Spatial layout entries
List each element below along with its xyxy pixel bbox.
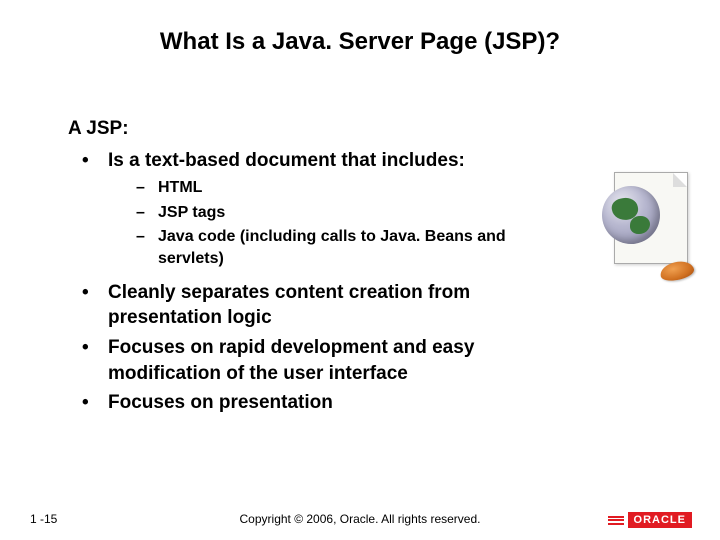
sub-item: – Java code (including calls to Java. Be… (136, 226, 670, 269)
slide-content: A JSP: • Is a text-based document that i… (50, 116, 670, 416)
sub-text: HTML (158, 177, 670, 199)
bullet-item: • Focuses on presentation (68, 390, 670, 416)
sub-item: – HTML (136, 177, 670, 199)
slide-title: What Is a Java. Server Page (JSP)? (50, 28, 670, 56)
sub-marker: – (136, 202, 158, 224)
bullet-text: Is a text-based document that includes: (108, 148, 670, 174)
intro-text: A JSP: (68, 116, 670, 142)
bullet-item: • Cleanly separates content creation fro… (68, 280, 670, 331)
sub-item: – JSP tags (136, 202, 670, 224)
sub-marker: – (136, 226, 158, 269)
decorative-graphic (596, 172, 688, 284)
bullet-marker: • (68, 280, 108, 331)
globe-icon (602, 186, 660, 244)
bullet-text: Cleanly separates content creation from … (108, 280, 670, 331)
bullet-item: • Focuses on rapid development and easy … (68, 335, 670, 386)
bullet-marker: • (68, 148, 108, 174)
oracle-logo: ORACLE (608, 512, 692, 528)
sub-list: – HTML – JSP tags – Java code (including… (68, 177, 670, 269)
bullet-marker: • (68, 390, 108, 416)
sub-text: Java code (including calls to Java. Bean… (158, 226, 670, 269)
oracle-logo-text: ORACLE (628, 512, 692, 528)
bullet-text: Focuses on rapid development and easy mo… (108, 335, 670, 386)
sub-text: JSP tags (158, 202, 670, 224)
slide: What Is a Java. Server Page (JSP)? A JSP… (0, 0, 720, 540)
bullet-marker: • (68, 335, 108, 386)
sub-marker: – (136, 177, 158, 199)
bullet-item: • Is a text-based document that includes… (68, 148, 670, 174)
bullet-text: Focuses on presentation (108, 390, 670, 416)
footer: 1 -15 Copyright © 2006, Oracle. All righ… (0, 502, 720, 526)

REQUIREMENT: Starting with the line containing "sub-item: – Java" and going on through the line containing "sub-item: – HTML (136, 177, 670, 199)", swap "presentation" for "layout" and give those lines again with everything else unchanged.

OUTPUT FOR THIS EXERCISE:
sub-item: – Java code (including calls to Java. Be… (136, 226, 670, 269)
slide-content: A JSP: • Is a text-based document that i… (50, 116, 670, 416)
sub-text: HTML (158, 177, 670, 199)
bullet-item: • Focuses on layout (68, 390, 670, 416)
sub-item: – HTML (136, 177, 670, 199)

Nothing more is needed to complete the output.